(TASK INSTRUCTIONS) Each line containing the word "been" must be collected.

(ENTRIES)
'''

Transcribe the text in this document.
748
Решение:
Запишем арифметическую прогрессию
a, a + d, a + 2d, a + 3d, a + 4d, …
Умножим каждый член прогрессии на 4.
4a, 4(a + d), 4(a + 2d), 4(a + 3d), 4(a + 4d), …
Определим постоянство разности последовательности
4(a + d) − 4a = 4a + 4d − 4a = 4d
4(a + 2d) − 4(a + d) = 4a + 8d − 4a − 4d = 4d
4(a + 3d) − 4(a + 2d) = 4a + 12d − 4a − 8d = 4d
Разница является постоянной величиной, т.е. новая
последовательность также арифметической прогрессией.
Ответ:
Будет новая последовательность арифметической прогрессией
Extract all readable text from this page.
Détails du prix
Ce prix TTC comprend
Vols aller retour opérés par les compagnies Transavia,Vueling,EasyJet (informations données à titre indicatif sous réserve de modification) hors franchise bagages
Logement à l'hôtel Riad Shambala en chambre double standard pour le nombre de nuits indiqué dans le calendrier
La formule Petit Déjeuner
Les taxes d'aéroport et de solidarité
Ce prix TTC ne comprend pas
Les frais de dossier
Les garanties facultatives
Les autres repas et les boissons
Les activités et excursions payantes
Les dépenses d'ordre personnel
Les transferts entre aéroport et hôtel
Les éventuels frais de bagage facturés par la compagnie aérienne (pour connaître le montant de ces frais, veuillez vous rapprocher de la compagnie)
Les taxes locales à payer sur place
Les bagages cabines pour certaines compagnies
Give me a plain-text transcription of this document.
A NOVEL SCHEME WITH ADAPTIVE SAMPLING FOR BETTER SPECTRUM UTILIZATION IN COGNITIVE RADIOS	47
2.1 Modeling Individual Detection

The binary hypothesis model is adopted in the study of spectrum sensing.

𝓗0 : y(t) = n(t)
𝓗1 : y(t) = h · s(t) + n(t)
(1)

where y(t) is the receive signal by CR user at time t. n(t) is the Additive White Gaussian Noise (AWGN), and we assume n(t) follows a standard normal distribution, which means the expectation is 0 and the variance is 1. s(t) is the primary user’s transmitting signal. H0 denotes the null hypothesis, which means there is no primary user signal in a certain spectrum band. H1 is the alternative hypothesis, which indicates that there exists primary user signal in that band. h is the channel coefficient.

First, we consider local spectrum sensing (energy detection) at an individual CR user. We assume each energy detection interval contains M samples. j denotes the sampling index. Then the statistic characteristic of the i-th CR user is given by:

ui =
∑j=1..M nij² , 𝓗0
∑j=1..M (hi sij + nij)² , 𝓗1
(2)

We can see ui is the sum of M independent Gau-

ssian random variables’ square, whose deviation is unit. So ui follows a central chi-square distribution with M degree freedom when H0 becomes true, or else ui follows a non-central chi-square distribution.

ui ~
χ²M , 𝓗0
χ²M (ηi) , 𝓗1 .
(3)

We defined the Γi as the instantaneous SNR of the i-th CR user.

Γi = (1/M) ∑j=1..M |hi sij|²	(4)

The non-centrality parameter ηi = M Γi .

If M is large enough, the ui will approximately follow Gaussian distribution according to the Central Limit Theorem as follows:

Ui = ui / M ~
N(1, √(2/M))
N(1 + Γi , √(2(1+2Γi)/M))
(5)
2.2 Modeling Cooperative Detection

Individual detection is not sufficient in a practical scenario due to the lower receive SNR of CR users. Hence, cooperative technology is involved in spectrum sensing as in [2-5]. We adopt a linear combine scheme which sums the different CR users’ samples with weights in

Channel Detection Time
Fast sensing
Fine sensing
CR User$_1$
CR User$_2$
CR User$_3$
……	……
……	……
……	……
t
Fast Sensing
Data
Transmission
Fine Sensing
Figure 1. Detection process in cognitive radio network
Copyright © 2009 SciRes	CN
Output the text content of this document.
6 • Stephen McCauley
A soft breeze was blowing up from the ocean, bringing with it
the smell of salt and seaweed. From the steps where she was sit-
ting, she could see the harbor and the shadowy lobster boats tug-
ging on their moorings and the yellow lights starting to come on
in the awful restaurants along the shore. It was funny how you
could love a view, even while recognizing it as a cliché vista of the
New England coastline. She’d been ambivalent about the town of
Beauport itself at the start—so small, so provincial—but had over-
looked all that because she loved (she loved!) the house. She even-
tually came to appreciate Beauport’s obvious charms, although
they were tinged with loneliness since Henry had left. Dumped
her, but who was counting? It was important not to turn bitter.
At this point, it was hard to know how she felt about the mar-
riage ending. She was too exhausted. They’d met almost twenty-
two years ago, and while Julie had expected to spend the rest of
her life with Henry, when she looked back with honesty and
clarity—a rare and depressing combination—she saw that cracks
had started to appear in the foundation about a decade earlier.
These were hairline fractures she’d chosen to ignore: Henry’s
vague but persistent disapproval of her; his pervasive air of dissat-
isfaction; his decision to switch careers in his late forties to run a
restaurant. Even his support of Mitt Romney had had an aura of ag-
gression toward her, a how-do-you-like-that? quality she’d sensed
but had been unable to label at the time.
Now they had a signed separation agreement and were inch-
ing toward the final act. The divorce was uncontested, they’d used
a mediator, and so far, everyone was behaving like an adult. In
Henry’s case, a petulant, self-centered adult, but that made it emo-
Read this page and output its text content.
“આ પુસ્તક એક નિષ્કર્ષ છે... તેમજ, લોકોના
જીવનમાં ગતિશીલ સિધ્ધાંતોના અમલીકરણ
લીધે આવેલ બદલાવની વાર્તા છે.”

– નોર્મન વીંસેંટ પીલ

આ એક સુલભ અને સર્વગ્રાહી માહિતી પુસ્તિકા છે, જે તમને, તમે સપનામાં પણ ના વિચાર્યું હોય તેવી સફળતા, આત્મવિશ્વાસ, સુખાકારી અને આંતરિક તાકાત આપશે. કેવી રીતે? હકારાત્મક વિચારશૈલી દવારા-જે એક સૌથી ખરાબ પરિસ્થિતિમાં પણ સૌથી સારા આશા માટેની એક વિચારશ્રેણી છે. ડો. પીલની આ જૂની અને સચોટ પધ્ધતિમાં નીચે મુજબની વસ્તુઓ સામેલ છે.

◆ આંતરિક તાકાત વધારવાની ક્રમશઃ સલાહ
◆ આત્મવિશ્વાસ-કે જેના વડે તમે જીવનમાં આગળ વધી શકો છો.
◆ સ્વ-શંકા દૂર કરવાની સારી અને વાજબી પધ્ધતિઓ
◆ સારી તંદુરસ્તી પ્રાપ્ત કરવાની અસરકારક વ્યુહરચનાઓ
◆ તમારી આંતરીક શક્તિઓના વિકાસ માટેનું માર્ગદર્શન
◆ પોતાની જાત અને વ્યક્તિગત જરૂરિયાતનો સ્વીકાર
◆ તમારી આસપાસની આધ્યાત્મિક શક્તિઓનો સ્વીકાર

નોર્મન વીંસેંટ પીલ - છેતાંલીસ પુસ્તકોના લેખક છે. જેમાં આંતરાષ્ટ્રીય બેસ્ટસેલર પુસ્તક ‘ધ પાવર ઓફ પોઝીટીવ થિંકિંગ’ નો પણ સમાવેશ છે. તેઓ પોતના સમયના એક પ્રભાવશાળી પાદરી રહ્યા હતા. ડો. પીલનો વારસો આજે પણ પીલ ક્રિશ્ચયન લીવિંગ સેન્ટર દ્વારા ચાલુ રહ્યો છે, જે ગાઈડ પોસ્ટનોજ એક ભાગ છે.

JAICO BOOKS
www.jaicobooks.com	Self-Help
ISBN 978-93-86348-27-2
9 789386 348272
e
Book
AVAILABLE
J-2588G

'''

(TASK RESPONSE)
New England coastline. She’d been ambivalent about the town of
but had been unable to label at the time.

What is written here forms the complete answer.